__WORK REQUIRED__:
All of the lines below are to be transcribed faithfully, with pictures excluded from the copy.

__GIVEN RECORDS__:
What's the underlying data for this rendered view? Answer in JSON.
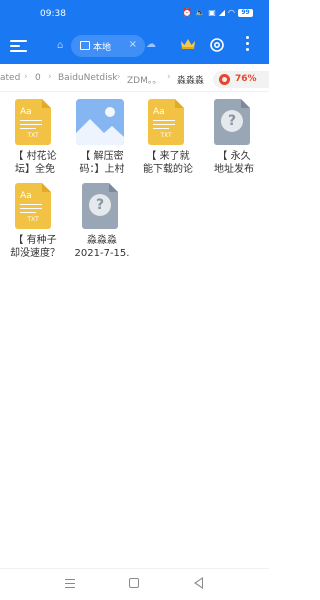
{
  "status_bar": {
    "time": "09:38",
    "battery": "99",
    "icons": [
      "alarm-icon",
      "volume-icon",
      "hd-icon",
      "signal-icon",
      "wifi-icon",
      "battery-icon"
    ]
  },
  "toolbar": {
    "tab_label": "本地",
    "tab_close": "×"
  },
  "breadcrumb": {
    "items": [
      "ated",
      "0",
      "BaiduNetdisk",
      "ZDM。。",
      "淼淼淼"
    ],
    "separator": "›"
  },
  "storage": {
    "percent_label": "76%",
    "percent": 76,
    "color": "#e8452c"
  },
  "files": [
    {
      "line1": "【 村花论",
      "line2": "坛】全免",
      "type": "txt",
      "ext": "TXT",
      "aa": "Aa"
    },
    {
      "line1": "【 解压密",
      "line2": "码：】上村",
      "type": "image"
    },
    {
      "line1": "【 来了就",
      "line2": "能下载的论",
      "type": "txt",
      "ext": "TXT",
      "aa": "Aa"
    },
    {
      "line1": "【 永久",
      "line2": "地址发布",
      "type": "unknown",
      "q": "?"
    },
    {
      "line1": "【 有种子",
      "line2": "却没速度？",
      "type": "txt",
      "ext": "TXT",
      "aa": "Aa"
    },
    {
      "line1": "淼淼淼",
      "line2": "2021-7-15.",
      "type": "unknown",
      "q": "?"
    }
  ],
  "colors": {
    "accent": "#1a78f2",
    "txt_icon": "#f2c244",
    "image_icon": "#86b6f2",
    "unknown_icon": "#99a6b6"
  }
}
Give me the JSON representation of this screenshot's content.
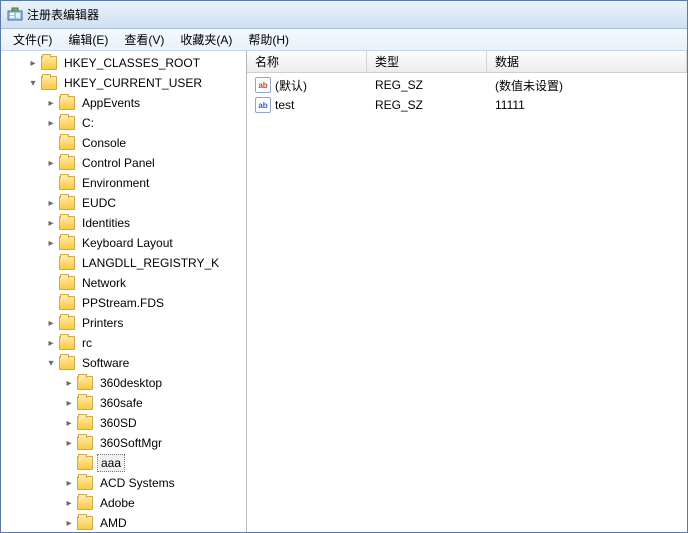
{
  "window": {
    "title": "注册表编辑器"
  },
  "menu": {
    "file": "文件(F)",
    "edit": "编辑(E)",
    "view": "查看(V)",
    "favorites": "收藏夹(A)",
    "help": "帮助(H)"
  },
  "columns": {
    "name": "名称",
    "type": "类型",
    "data": "数据"
  },
  "tree": [
    {
      "label": "HKEY_CLASSES_ROOT",
      "depth": 1,
      "expand": "closed"
    },
    {
      "label": "HKEY_CURRENT_USER",
      "depth": 1,
      "expand": "open",
      "children": [
        {
          "label": "AppEvents",
          "depth": 2,
          "expand": "closed"
        },
        {
          "label": "C:",
          "depth": 2,
          "expand": "closed"
        },
        {
          "label": "Console",
          "depth": 2,
          "expand": "none"
        },
        {
          "label": "Control Panel",
          "depth": 2,
          "expand": "closed"
        },
        {
          "label": "Environment",
          "depth": 2,
          "expand": "none"
        },
        {
          "label": "EUDC",
          "depth": 2,
          "expand": "closed"
        },
        {
          "label": "Identities",
          "depth": 2,
          "expand": "closed"
        },
        {
          "label": "Keyboard Layout",
          "depth": 2,
          "expand": "closed"
        },
        {
          "label": "LANGDLL_REGISTRY_K",
          "depth": 2,
          "expand": "none"
        },
        {
          "label": "Network",
          "depth": 2,
          "expand": "none"
        },
        {
          "label": "PPStream.FDS",
          "depth": 2,
          "expand": "none"
        },
        {
          "label": "Printers",
          "depth": 2,
          "expand": "closed"
        },
        {
          "label": "rc",
          "depth": 2,
          "expand": "closed"
        },
        {
          "label": "Software",
          "depth": 2,
          "expand": "open",
          "children": [
            {
              "label": "360desktop",
              "depth": 3,
              "expand": "closed"
            },
            {
              "label": "360safe",
              "depth": 3,
              "expand": "closed"
            },
            {
              "label": "360SD",
              "depth": 3,
              "expand": "closed"
            },
            {
              "label": "360SoftMgr",
              "depth": 3,
              "expand": "closed"
            },
            {
              "label": "aaa",
              "depth": 3,
              "expand": "none",
              "selected": true
            },
            {
              "label": "ACD Systems",
              "depth": 3,
              "expand": "closed"
            },
            {
              "label": "Adobe",
              "depth": 3,
              "expand": "closed"
            },
            {
              "label": "AMD",
              "depth": 3,
              "expand": "closed"
            }
          ]
        }
      ]
    }
  ],
  "values": [
    {
      "name": "(默认)",
      "type": "REG_SZ",
      "data": "(数值未设置)",
      "icon": "str"
    },
    {
      "name": "test",
      "type": "REG_SZ",
      "data": "11111",
      "icon": "bin"
    }
  ]
}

__CORRECT RESPONSE__:
What's the underlying data for this rendered view? Answer in JSON.
{
  "status_bar": {
    "time": "09:38",
    "battery": "99",
    "icons": [
      "alarm-icon",
      "volume-icon",
      "hd-icon",
      "signal-icon",
      "wifi-icon",
      "battery-icon"
    ]
  },
  "toolbar": {
    "tab_label": "本地",
    "tab_close": "×"
  },
  "breadcrumb": {
    "items": [
      "ated",
      "0",
      "BaiduNetdisk",
      "ZDM。。",
      "淼淼淼"
    ],
    "separator": "›"
  },
  "storage": {
    "percent_label": "76%",
    "percent": 76,
    "color": "#e8452c"
  },
  "files": [
    {
      "line1": "【 村花论",
      "line2": "坛】全免",
      "type": "txt",
      "ext": "TXT",
      "aa": "Aa"
    },
    {
      "line1": "【 解压密",
      "line2": "码：】上村",
      "type": "image"
    },
    {
      "line1": "【 来了就",
      "line2": "能下载的论",
      "type": "txt",
      "ext": "TXT",
      "aa": "Aa"
    },
    {
      "line1": "【 永久",
      "line2": "地址发布",
      "type": "unknown",
      "q": "?"
    },
    {
      "line1": "【 有种子",
      "line2": "却没速度？",
      "type": "txt",
      "ext": "TXT",
      "aa": "Aa"
    },
    {
      "line1": "淼淼淼",
      "line2": "2021-7-15.",
      "type": "unknown",
      "q": "?"
    }
  ],
  "colors": {
    "accent": "#1a78f2",
    "txt_icon": "#f2c244",
    "image_icon": "#86b6f2",
    "unknown_icon": "#99a6b6"
  }
}
Give me the JSON representation of this screenshot's content.
{
  "window": {
    "title": "注册表编辑器"
  },
  "menu": {
    "file": "文件(F)",
    "edit": "编辑(E)",
    "view": "查看(V)",
    "favorites": "收藏夹(A)",
    "help": "帮助(H)"
  },
  "columns": {
    "name": "名称",
    "type": "类型",
    "data": "数据"
  },
  "tree": [
    {
      "label": "HKEY_CLASSES_ROOT",
      "depth": 1,
      "expand": "closed"
    },
    {
      "label": "HKEY_CURRENT_USER",
      "depth": 1,
      "expand": "open",
      "children": [
        {
          "label": "AppEvents",
          "depth": 2,
          "expand": "closed"
        },
        {
          "label": "C:",
          "depth": 2,
          "expand": "closed"
        },
        {
          "label": "Console",
          "depth": 2,
          "expand": "none"
        },
        {
          "label": "Control Panel",
          "depth": 2,
          "expand": "closed"
        },
        {
          "label": "Environment",
          "depth": 2,
          "expand": "none"
        },
        {
          "label": "EUDC",
          "depth": 2,
          "expand": "closed"
        },
        {
          "label": "Identities",
          "depth": 2,
          "expand": "closed"
        },
        {
          "label": "Keyboard Layout",
          "depth": 2,
          "expand": "closed"
        },
        {
          "label": "LANGDLL_REGISTRY_K",
          "depth": 2,
          "expand": "none"
        },
        {
          "label": "Network",
          "depth": 2,
          "expand": "none"
        },
        {
          "label": "PPStream.FDS",
          "depth": 2,
          "expand": "none"
        },
        {
          "label": "Printers",
          "depth": 2,
          "expand": "closed"
        },
        {
          "label": "rc",
          "depth": 2,
          "expand": "closed"
        },
        {
          "label": "Software",
          "depth": 2,
          "expand": "open",
          "children": [
            {
              "label": "360desktop",
              "depth": 3,
              "expand": "closed"
            },
            {
              "label": "360safe",
              "depth": 3,
              "expand": "closed"
            },
            {
              "label": "360SD",
              "depth": 3,
              "expand": "closed"
            },
            {
              "label": "360SoftMgr",
              "depth": 3,
              "expand": "closed"
            },
            {
              "label": "aaa",
              "depth": 3,
              "expand": "none",
              "selected": true
            },
            {
              "label": "ACD Systems",
              "depth": 3,
              "expand": "closed"
            },
            {
              "label": "Adobe",
              "depth": 3,
              "expand": "closed"
            },
            {
              "label": "AMD",
              "depth": 3,
              "expand": "closed"
            }
          ]
        }
      ]
    }
  ],
  "values": [
    {
      "name": "(默认)",
      "type": "REG_SZ",
      "data": "(数值未设置)",
      "icon": "str"
    },
    {
      "name": "test",
      "type": "REG_SZ",
      "data": "11111",
      "icon": "bin"
    }
  ]
}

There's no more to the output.